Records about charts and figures
****
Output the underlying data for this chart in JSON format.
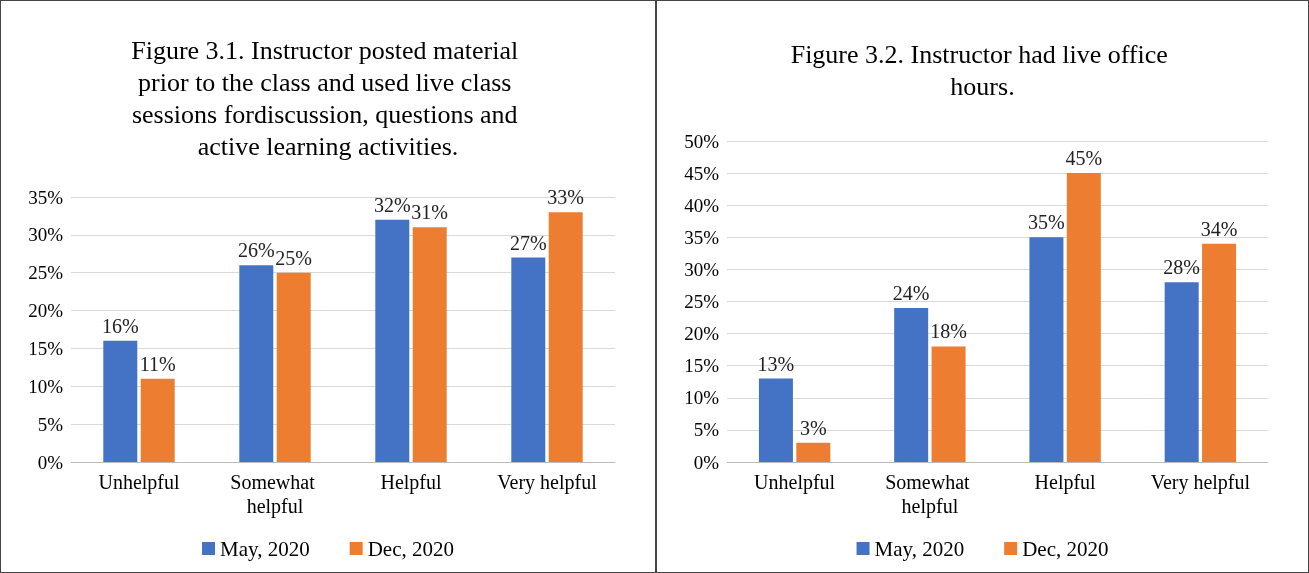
{
  "chart_data": [
    {
      "type": "bar",
      "title": "Figure 3.1. Instructor posted material prior to the class and used live class sessions fordiscussion, questions and active learning activities.",
      "categories": [
        "Unhelpful",
        "Somewhat helpful",
        "Helpful",
        "Very helpful"
      ],
      "series": [
        {
          "name": "May, 2020",
          "color": "#4472c4",
          "values": [
            16,
            26,
            32,
            27
          ],
          "value_labels": [
            "16%",
            "26%",
            "32%",
            "27%"
          ]
        },
        {
          "name": "Dec, 2020",
          "color": "#ed7d31",
          "values": [
            11,
            25,
            31,
            33
          ],
          "value_labels": [
            "11%",
            "25%",
            "31%",
            "33%"
          ]
        }
      ],
      "ylim": [
        0,
        35
      ],
      "yticks": [
        {
          "value": 0,
          "label": "0%"
        },
        {
          "value": 5,
          "label": "5%"
        },
        {
          "value": 10,
          "label": "10%"
        },
        {
          "value": 15,
          "label": "15%"
        },
        {
          "value": 20,
          "label": "20%"
        },
        {
          "value": 25,
          "label": "25%"
        },
        {
          "value": 30,
          "label": "30%"
        },
        {
          "value": 35,
          "label": "35%"
        }
      ],
      "grid": "y",
      "legend": "bottom"
    },
    {
      "type": "bar",
      "title": "Figure 3.2. Instructor had live office hours.",
      "categories": [
        "Unhelpful",
        "Somewhat helpful",
        "Helpful",
        "Very helpful"
      ],
      "series": [
        {
          "name": "May, 2020",
          "color": "#4472c4",
          "values": [
            13,
            24,
            35,
            28
          ],
          "value_labels": [
            "13%",
            "24%",
            "35%",
            "28%"
          ]
        },
        {
          "name": "Dec, 2020",
          "color": "#ed7d31",
          "values": [
            3,
            18,
            45,
            34
          ],
          "value_labels": [
            "3%",
            "18%",
            "45%",
            "34%"
          ]
        }
      ],
      "ylim": [
        0,
        50
      ],
      "yticks": [
        {
          "value": 0,
          "label": "0%"
        },
        {
          "value": 5,
          "label": "5%"
        },
        {
          "value": 10,
          "label": "10%"
        },
        {
          "value": 15,
          "label": "15%"
        },
        {
          "value": 20,
          "label": "20%"
        },
        {
          "value": 25,
          "label": "25%"
        },
        {
          "value": 30,
          "label": "30%"
        },
        {
          "value": 35,
          "label": "35%"
        },
        {
          "value": 40,
          "label": "40%"
        },
        {
          "value": 45,
          "label": "45%"
        },
        {
          "value": 50,
          "label": "50%"
        }
      ],
      "grid": "y",
      "legend": "bottom"
    }
  ]
}
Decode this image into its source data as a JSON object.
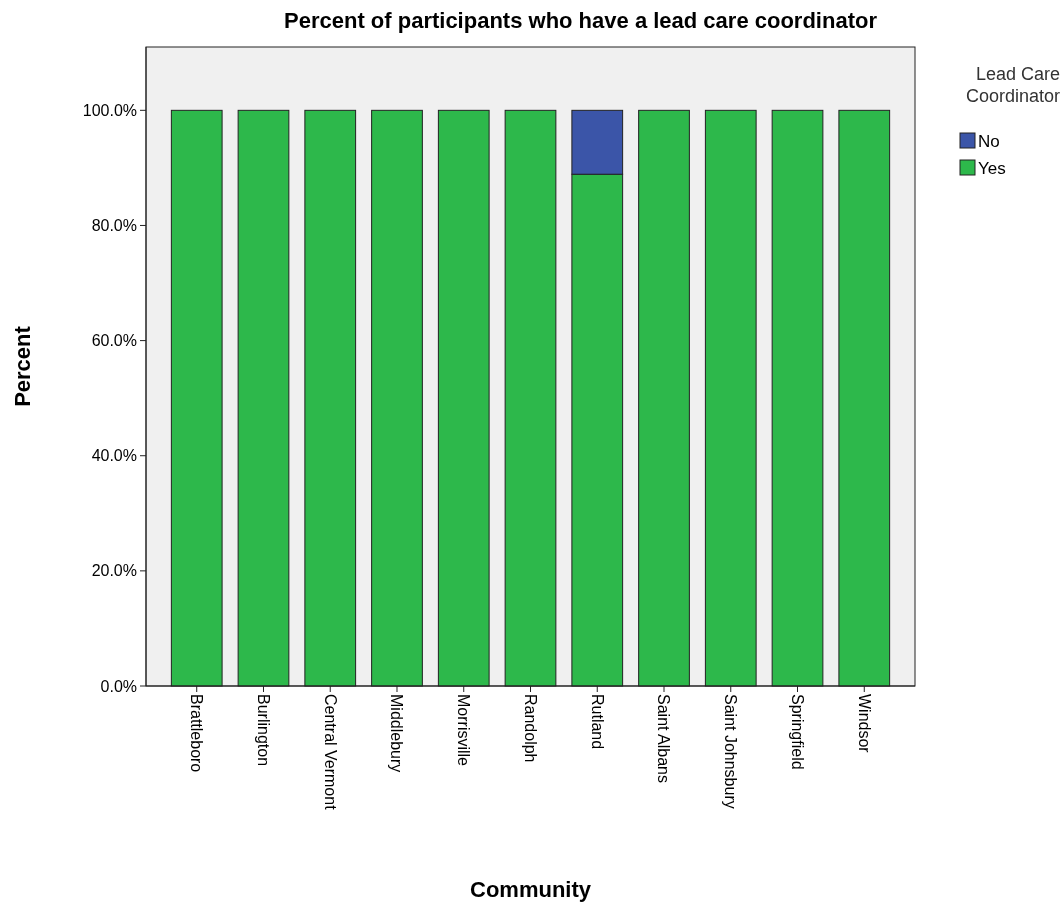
{
  "chart_data": {
    "type": "bar",
    "title": "Percent of participants who have a lead care coordinator",
    "xlabel": "Community",
    "ylabel": "Percent",
    "legend_title": "Lead Care Coordinator",
    "categories": [
      "Brattleboro",
      "Burlington",
      "Central Vermont",
      "Middlebury",
      "Morrisville",
      "Randolph",
      "Rutland",
      "Saint Albans",
      "Saint Johnsbury",
      "Springfield",
      "Windsor"
    ],
    "stacked": true,
    "legend": "top right",
    "grid": false,
    "series": [
      {
        "name": "Yes",
        "color": "#2db84b",
        "values": [
          100,
          100,
          100,
          100,
          100,
          100,
          88.9,
          100,
          100,
          100,
          100
        ]
      },
      {
        "name": "No",
        "color": "#3b55a8",
        "values": [
          null,
          null,
          null,
          null,
          null,
          null,
          11.1,
          null,
          null,
          null,
          null
        ]
      }
    ],
    "ylim": [
      0,
      111
    ],
    "yticks": [
      {
        "value": 0,
        "label": "0.0%"
      },
      {
        "value": 20,
        "label": "20.0%"
      },
      {
        "value": 40,
        "label": "40.0%"
      },
      {
        "value": 60,
        "label": "60.0%"
      },
      {
        "value": 80,
        "label": "80.0%"
      },
      {
        "value": 100,
        "label": "100.0%"
      }
    ]
  }
}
****
What to work on:
Looking at the entries above, say how many lines contain the word "this". Only the number is wanted.

Answer in full:
2